- Stated goal
Reproduce word for word everything from the start of the records down to and including the line that contains "group-b-team-2: B2: Dubí".
──────── Supplied entries ────────
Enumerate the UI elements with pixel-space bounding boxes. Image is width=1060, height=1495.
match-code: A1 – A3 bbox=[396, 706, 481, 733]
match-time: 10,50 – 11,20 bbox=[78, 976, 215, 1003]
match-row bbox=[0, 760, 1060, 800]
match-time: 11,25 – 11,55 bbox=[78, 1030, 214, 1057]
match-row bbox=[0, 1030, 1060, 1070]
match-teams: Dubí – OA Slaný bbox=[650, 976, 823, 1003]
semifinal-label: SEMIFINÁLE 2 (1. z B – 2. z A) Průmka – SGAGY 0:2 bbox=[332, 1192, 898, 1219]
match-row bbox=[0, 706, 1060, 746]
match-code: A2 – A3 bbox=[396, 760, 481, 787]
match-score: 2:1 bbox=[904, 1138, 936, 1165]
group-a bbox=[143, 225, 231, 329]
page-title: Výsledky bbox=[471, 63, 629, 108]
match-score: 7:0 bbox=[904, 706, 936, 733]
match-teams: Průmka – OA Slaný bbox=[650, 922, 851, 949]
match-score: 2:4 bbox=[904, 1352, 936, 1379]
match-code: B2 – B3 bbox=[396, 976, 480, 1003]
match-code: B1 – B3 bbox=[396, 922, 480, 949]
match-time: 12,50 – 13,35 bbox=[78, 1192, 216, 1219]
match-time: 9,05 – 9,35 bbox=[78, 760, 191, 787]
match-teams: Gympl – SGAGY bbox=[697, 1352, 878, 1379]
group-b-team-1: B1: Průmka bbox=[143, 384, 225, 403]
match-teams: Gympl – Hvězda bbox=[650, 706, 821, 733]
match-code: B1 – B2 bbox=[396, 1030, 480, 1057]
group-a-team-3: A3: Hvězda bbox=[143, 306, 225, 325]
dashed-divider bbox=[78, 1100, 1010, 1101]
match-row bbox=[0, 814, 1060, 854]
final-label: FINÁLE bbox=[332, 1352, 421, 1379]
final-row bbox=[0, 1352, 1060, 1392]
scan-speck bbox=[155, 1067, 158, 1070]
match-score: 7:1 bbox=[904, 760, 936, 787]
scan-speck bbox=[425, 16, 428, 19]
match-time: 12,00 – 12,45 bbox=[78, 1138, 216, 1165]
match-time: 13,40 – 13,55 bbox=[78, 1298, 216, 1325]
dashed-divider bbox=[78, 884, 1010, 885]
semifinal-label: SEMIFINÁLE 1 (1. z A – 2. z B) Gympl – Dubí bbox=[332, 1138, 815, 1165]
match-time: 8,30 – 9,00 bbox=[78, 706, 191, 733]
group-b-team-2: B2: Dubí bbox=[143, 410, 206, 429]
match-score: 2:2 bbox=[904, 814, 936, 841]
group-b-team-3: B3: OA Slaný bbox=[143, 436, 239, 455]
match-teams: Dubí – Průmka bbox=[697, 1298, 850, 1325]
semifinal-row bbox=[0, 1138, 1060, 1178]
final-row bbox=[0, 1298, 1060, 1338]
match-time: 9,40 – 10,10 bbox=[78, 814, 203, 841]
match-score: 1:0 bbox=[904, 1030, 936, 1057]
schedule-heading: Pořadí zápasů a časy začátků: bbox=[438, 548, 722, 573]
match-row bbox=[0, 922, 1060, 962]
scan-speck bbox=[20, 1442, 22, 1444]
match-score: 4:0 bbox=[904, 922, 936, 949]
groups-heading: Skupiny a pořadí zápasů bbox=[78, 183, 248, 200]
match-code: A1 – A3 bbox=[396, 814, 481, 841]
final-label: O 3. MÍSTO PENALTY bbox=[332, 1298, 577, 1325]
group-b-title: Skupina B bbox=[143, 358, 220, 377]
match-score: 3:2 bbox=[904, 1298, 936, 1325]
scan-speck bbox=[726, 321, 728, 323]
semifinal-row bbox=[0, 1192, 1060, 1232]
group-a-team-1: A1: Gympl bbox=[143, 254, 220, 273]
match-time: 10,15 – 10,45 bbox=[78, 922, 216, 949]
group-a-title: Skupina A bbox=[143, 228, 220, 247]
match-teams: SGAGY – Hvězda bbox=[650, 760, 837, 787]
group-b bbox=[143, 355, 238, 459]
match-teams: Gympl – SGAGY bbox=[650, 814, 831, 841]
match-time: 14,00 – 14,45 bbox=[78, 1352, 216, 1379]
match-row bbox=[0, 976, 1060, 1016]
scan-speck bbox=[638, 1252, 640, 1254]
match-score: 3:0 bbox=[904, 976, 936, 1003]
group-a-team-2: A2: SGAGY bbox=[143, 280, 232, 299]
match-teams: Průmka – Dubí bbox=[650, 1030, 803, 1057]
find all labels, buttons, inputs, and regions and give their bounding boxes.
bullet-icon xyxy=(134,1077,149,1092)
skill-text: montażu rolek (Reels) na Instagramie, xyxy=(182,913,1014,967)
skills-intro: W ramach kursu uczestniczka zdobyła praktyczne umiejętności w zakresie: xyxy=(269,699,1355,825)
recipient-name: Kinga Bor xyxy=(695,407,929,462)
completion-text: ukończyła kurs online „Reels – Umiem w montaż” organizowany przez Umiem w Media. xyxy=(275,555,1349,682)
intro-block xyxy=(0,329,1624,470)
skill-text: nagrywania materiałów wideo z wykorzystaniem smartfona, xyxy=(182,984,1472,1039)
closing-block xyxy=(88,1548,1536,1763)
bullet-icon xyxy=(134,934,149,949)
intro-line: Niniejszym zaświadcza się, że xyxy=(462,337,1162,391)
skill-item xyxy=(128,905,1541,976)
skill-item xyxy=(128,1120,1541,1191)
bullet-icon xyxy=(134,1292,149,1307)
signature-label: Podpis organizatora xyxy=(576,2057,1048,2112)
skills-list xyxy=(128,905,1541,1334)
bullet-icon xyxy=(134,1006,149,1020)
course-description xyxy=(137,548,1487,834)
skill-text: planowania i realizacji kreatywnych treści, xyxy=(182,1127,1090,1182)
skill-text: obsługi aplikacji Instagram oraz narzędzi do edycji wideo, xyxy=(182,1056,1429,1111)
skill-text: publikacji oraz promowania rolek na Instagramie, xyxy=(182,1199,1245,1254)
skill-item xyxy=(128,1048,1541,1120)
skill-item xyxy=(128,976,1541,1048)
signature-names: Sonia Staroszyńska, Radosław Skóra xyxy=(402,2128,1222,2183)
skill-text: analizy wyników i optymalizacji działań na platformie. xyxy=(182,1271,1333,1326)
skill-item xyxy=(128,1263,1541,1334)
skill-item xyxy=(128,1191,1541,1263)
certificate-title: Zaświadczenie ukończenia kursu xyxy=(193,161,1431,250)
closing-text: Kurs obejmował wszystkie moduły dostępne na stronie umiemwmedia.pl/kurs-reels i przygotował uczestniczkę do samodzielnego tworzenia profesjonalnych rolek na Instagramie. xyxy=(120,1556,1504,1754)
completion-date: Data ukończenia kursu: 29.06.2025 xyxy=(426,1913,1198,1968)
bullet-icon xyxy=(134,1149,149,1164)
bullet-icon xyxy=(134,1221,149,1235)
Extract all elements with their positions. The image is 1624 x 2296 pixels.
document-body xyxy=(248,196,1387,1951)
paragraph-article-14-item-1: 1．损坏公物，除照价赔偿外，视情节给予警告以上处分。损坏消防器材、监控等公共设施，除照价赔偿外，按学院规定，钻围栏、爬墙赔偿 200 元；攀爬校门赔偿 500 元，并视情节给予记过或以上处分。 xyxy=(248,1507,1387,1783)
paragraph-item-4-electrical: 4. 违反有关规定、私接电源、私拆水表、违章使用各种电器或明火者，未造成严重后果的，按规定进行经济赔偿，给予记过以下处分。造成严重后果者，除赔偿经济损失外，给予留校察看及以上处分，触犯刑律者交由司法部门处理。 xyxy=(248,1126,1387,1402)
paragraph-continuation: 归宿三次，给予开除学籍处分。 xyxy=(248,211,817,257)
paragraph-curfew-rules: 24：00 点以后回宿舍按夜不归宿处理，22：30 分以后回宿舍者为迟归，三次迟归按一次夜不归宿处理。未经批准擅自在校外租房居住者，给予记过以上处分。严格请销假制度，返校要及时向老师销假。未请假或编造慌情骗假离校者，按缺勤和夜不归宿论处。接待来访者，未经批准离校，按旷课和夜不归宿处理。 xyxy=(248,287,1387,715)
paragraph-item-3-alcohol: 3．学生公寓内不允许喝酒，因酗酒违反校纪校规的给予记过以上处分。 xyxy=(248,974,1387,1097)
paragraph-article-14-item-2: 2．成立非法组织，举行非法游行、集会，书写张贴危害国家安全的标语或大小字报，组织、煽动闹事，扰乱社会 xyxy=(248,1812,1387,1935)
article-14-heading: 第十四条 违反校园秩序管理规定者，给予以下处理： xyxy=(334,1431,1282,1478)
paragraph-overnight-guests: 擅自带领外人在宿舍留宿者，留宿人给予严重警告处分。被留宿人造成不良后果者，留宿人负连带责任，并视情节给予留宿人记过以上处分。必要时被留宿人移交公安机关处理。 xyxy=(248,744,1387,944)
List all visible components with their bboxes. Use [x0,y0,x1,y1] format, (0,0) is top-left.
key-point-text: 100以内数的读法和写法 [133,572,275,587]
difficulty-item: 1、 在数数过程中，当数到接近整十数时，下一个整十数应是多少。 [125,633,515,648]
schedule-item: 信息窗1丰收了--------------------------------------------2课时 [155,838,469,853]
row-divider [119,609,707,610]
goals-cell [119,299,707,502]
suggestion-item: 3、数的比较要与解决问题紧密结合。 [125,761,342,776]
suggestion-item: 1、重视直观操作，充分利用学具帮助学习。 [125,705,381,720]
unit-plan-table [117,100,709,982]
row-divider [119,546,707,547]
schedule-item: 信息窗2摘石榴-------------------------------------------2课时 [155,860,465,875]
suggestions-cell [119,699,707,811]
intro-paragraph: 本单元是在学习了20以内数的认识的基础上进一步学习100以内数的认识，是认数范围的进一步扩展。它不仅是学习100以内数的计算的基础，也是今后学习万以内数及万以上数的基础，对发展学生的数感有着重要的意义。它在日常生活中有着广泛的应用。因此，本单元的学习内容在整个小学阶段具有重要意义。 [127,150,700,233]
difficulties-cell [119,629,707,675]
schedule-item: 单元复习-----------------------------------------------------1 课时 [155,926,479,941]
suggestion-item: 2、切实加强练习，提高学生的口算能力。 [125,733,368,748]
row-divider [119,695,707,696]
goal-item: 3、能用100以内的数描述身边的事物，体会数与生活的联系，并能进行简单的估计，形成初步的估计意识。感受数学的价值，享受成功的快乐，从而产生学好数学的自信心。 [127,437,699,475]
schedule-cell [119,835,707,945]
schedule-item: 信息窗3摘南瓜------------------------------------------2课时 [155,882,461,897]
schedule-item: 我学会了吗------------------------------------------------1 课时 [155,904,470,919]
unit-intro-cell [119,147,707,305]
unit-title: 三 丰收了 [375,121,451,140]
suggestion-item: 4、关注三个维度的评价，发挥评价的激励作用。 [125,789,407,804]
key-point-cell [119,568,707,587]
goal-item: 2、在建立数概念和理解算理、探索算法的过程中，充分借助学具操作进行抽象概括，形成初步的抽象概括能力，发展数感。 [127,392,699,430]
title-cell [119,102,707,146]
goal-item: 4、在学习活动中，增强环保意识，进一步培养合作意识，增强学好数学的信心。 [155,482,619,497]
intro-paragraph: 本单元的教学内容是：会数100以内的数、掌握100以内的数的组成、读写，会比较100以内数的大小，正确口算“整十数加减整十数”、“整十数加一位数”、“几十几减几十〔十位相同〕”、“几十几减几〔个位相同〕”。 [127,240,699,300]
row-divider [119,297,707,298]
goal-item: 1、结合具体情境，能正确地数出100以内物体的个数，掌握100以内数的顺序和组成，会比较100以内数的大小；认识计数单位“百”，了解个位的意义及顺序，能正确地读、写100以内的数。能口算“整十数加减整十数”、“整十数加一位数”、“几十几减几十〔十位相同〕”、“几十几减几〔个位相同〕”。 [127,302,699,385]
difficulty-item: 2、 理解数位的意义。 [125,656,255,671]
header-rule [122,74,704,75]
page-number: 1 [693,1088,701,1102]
────────
- Response to the task
Enumerate the UI elements with pixel-space bounding boxes. Image is width=1060, height=1495.
match-code: A1 – A3 bbox=[396, 706, 481, 733]
match-time: 10,50 – 11,20 bbox=[78, 976, 215, 1003]
match-row bbox=[0, 760, 1060, 800]
match-time: 11,25 – 11,55 bbox=[78, 1030, 214, 1057]
match-row bbox=[0, 1030, 1060, 1070]
match-teams: Dubí – OA Slaný bbox=[650, 976, 823, 1003]
semifinal-label: SEMIFINÁLE 2 (1. z B – 2. z A) Průmka – SGAGY 0:2 bbox=[332, 1192, 898, 1219]
match-row bbox=[0, 706, 1060, 746]
match-code: A2 – A3 bbox=[396, 760, 481, 787]
match-score: 2:1 bbox=[904, 1138, 936, 1165]
group-a bbox=[143, 225, 231, 329]
page-title: Výsledky bbox=[471, 63, 629, 108]
match-score: 7:0 bbox=[904, 706, 936, 733]
match-teams: Průmka – OA Slaný bbox=[650, 922, 851, 949]
match-score: 2:4 bbox=[904, 1352, 936, 1379]
match-code: B2 – B3 bbox=[396, 976, 480, 1003]
match-code: B1 – B3 bbox=[396, 922, 480, 949]
match-time: 12,50 – 13,35 bbox=[78, 1192, 216, 1219]
match-time: 9,05 – 9,35 bbox=[78, 760, 191, 787]
match-teams: Gympl – SGAGY bbox=[697, 1352, 878, 1379]
group-b-team-1: B1: Průmka bbox=[143, 384, 225, 403]
match-teams: Gympl – Hvězda bbox=[650, 706, 821, 733]
match-code: B1 – B2 bbox=[396, 1030, 480, 1057]
group-a-team-3: A3: Hvězda bbox=[143, 306, 225, 325]
dashed-divider bbox=[78, 1100, 1010, 1101]
match-row bbox=[0, 814, 1060, 854]
final-label: FINÁLE bbox=[332, 1352, 421, 1379]
final-row bbox=[0, 1352, 1060, 1392]
scan-speck bbox=[155, 1067, 158, 1070]
match-score: 7:1 bbox=[904, 760, 936, 787]
scan-speck bbox=[425, 16, 428, 19]
match-time: 12,00 – 12,45 bbox=[78, 1138, 216, 1165]
match-time: 13,40 – 13,55 bbox=[78, 1298, 216, 1325]
dashed-divider bbox=[78, 884, 1010, 885]
semifinal-label: SEMIFINÁLE 1 (1. z A – 2. z B) Gympl – Dubí bbox=[332, 1138, 815, 1165]
match-time: 8,30 – 9,00 bbox=[78, 706, 191, 733]
group-b-team-2: B2: Dubí bbox=[143, 410, 206, 429]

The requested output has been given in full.